Isolate every line in the records below with "Project" in it.

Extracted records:
-------------------------

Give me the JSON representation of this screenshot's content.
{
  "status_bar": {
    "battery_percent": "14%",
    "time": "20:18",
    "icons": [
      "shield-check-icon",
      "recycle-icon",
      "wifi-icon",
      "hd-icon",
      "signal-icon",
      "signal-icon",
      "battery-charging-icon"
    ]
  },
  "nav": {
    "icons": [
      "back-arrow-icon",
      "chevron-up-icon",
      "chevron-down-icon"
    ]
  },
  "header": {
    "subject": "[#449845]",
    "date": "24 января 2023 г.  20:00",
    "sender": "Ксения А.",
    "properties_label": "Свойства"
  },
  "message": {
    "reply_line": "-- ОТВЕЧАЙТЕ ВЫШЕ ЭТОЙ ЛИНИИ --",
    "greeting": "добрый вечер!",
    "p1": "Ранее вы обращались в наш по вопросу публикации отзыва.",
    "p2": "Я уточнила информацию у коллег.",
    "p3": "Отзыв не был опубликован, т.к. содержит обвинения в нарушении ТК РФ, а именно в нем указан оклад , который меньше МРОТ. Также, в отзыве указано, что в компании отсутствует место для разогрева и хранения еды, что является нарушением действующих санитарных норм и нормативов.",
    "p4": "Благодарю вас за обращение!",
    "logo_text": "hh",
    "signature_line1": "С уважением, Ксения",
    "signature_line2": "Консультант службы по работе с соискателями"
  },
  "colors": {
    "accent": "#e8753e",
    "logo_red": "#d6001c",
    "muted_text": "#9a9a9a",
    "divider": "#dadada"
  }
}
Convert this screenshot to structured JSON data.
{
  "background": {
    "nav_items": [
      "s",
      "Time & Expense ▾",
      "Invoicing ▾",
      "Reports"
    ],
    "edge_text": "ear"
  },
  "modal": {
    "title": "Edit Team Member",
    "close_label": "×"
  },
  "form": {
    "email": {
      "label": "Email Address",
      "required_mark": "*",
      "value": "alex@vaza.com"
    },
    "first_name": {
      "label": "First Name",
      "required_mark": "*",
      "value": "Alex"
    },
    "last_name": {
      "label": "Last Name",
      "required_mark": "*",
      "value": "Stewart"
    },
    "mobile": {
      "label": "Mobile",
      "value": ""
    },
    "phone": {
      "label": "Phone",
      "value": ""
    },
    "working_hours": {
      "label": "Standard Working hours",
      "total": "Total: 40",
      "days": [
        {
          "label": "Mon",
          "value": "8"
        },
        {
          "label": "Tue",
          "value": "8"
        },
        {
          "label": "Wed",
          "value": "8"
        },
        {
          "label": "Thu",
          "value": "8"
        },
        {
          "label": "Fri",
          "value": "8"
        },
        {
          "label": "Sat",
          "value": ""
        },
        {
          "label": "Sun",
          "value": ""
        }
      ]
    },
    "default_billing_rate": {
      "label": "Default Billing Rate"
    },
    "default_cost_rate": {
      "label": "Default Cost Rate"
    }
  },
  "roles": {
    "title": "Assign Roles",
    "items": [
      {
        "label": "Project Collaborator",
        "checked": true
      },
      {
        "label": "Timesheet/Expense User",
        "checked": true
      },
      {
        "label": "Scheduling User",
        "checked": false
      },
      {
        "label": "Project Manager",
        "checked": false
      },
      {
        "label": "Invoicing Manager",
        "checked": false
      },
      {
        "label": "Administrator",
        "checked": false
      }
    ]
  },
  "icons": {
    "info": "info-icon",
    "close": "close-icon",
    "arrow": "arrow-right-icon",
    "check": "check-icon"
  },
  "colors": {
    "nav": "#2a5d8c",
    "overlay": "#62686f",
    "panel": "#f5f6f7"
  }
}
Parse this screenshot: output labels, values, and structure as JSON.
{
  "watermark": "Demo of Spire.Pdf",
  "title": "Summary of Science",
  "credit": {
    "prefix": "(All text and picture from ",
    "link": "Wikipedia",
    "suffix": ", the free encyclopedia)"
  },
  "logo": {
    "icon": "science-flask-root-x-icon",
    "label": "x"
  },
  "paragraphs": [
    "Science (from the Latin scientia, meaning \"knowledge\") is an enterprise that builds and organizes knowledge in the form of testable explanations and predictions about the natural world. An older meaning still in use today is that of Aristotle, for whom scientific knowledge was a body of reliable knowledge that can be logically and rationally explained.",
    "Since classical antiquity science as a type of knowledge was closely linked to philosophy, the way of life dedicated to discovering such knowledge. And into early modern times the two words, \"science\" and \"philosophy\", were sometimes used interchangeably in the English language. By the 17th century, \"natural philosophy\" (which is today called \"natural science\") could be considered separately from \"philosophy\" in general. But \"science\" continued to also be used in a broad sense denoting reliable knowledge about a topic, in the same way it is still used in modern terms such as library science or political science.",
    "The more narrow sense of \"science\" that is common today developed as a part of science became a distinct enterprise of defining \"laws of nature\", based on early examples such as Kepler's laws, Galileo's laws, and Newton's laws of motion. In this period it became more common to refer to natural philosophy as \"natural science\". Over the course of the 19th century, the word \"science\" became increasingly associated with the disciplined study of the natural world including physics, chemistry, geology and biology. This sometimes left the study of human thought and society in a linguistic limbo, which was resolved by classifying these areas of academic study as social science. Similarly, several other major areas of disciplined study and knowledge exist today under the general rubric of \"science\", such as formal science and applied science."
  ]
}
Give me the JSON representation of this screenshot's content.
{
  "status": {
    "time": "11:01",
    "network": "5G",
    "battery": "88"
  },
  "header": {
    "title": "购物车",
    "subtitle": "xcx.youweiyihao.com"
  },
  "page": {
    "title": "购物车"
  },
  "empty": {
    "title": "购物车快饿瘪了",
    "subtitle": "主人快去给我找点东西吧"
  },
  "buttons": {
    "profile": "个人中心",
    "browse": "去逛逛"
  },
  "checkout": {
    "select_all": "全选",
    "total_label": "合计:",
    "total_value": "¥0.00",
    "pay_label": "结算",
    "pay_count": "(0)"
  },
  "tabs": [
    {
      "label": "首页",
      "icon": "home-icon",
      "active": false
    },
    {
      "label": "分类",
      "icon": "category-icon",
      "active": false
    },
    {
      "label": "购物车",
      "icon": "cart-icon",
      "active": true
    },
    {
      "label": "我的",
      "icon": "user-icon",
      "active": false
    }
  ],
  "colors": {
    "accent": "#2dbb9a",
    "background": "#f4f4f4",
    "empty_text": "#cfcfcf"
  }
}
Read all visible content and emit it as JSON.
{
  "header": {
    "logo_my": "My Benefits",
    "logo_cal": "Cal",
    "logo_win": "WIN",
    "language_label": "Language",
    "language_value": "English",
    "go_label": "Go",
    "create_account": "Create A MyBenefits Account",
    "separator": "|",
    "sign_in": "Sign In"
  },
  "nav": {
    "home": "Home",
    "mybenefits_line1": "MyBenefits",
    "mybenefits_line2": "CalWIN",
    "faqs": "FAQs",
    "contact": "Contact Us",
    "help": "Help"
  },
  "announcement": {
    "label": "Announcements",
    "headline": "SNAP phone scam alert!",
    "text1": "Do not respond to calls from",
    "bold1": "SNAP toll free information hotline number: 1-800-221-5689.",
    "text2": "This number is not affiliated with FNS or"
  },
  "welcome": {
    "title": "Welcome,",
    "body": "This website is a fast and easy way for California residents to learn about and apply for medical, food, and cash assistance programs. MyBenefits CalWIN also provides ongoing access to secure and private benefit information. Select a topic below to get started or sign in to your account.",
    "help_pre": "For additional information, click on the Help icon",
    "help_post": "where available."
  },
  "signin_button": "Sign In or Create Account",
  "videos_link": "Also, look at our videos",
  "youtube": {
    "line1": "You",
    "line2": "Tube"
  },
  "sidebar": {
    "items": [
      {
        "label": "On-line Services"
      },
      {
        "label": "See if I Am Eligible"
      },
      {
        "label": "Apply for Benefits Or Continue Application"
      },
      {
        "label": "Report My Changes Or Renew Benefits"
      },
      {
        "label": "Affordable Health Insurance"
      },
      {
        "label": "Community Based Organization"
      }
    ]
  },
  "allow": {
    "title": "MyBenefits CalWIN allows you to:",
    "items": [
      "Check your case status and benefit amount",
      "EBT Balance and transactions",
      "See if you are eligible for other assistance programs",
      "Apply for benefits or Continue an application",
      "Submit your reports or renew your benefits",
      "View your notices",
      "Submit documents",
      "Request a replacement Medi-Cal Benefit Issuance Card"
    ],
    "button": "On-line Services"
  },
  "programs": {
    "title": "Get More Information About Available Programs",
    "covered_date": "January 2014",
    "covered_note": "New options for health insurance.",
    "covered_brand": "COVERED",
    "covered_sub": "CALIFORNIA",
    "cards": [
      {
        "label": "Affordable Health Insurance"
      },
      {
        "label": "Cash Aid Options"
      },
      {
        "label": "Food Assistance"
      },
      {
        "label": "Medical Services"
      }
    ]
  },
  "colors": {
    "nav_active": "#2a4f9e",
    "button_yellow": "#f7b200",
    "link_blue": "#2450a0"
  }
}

-------------------------

● **Response to this task**
        "label": "Project Collaborator",
        "label": "Project Manager",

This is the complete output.